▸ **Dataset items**
⁂

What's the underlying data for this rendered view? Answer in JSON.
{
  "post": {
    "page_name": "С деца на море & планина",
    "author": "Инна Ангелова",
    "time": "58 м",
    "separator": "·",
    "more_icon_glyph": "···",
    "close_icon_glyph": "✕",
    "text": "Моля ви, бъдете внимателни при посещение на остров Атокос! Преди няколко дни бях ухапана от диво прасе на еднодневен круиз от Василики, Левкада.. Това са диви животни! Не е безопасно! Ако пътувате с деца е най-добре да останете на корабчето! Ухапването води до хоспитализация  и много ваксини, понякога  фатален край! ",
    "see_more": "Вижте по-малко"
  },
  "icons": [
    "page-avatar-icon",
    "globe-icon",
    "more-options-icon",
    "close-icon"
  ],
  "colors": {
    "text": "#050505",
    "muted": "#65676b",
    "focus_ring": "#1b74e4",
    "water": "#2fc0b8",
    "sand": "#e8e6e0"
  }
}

⁂

▸ **PROBLEM**
Locate each line with the word "деца" and copy it.

▸ **OUTPUT OF THE TASK**
    "page_name": "С деца на море & планина",
    "text": "Моля ви, бъдете внимателни при посещение на остров Атокос! Преди няколко дни бях ухапана от диво прасе на еднодневен круиз от Василики, Левкада.. Това са диви животни! Не е безопасно! Ако пътувате с деца е най-добре да останете на корабчето! Ухапването води до хоспитализация  и много ваксини, понякога  фатален край! ",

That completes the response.